> Directions
Print the following lines word for word, starting at the first line of the material and ending at the line that contains "spike-point: [405, 152, 411, 158]".

[begin Material]

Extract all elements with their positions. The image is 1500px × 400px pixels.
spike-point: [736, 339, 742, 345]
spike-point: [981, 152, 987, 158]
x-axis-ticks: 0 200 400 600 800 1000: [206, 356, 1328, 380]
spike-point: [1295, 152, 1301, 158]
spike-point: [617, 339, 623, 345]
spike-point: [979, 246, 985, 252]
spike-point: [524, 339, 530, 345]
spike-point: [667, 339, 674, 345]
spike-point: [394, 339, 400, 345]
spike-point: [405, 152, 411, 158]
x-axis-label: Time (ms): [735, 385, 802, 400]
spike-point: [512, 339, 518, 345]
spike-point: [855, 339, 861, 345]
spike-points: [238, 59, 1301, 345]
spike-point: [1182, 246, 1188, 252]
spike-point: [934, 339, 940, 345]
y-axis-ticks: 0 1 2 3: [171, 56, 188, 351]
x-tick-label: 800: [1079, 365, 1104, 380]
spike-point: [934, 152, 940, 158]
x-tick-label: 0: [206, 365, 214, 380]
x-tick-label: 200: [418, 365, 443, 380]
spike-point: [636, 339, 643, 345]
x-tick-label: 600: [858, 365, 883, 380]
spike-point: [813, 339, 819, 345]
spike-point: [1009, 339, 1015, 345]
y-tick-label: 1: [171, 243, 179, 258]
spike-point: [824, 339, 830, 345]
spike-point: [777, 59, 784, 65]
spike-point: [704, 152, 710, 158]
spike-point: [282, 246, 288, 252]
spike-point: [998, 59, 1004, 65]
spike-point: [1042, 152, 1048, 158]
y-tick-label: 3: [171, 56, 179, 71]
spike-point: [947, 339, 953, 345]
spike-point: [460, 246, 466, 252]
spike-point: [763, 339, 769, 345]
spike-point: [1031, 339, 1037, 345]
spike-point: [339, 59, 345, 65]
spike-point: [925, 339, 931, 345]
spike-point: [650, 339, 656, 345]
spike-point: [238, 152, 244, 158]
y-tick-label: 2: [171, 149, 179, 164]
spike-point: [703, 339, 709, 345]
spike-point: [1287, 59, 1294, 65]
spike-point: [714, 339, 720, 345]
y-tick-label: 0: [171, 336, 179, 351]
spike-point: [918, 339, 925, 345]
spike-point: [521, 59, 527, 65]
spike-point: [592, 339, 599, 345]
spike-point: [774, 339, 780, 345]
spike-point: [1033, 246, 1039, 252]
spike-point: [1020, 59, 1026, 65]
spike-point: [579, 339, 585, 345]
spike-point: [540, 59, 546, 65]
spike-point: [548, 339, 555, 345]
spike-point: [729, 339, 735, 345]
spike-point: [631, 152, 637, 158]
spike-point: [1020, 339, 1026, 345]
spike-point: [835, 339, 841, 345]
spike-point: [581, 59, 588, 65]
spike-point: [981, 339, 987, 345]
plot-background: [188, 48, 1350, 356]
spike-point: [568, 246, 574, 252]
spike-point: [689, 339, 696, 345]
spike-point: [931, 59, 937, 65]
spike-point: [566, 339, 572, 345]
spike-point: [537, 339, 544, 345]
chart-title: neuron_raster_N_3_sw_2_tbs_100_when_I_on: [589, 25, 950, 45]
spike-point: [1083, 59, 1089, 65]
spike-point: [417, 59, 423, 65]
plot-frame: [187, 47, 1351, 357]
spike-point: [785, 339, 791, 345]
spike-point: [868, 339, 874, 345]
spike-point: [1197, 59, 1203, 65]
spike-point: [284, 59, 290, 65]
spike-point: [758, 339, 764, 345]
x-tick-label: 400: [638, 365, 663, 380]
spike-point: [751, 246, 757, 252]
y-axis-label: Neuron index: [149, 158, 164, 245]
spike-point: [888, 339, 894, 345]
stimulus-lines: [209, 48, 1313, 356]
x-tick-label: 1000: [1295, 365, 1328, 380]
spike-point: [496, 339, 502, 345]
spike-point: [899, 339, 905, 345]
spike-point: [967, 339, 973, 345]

[end Material]

> Output for this task
Extract all elements with their positions. The image is 1500px × 400px pixels.
spike-point: [736, 339, 742, 345]
spike-point: [981, 152, 987, 158]
x-axis-ticks: 0 200 400 600 800 1000: [206, 356, 1328, 380]
spike-point: [1295, 152, 1301, 158]
spike-point: [617, 339, 623, 345]
spike-point: [979, 246, 985, 252]
spike-point: [524, 339, 530, 345]
spike-point: [667, 339, 674, 345]
spike-point: [394, 339, 400, 345]
spike-point: [405, 152, 411, 158]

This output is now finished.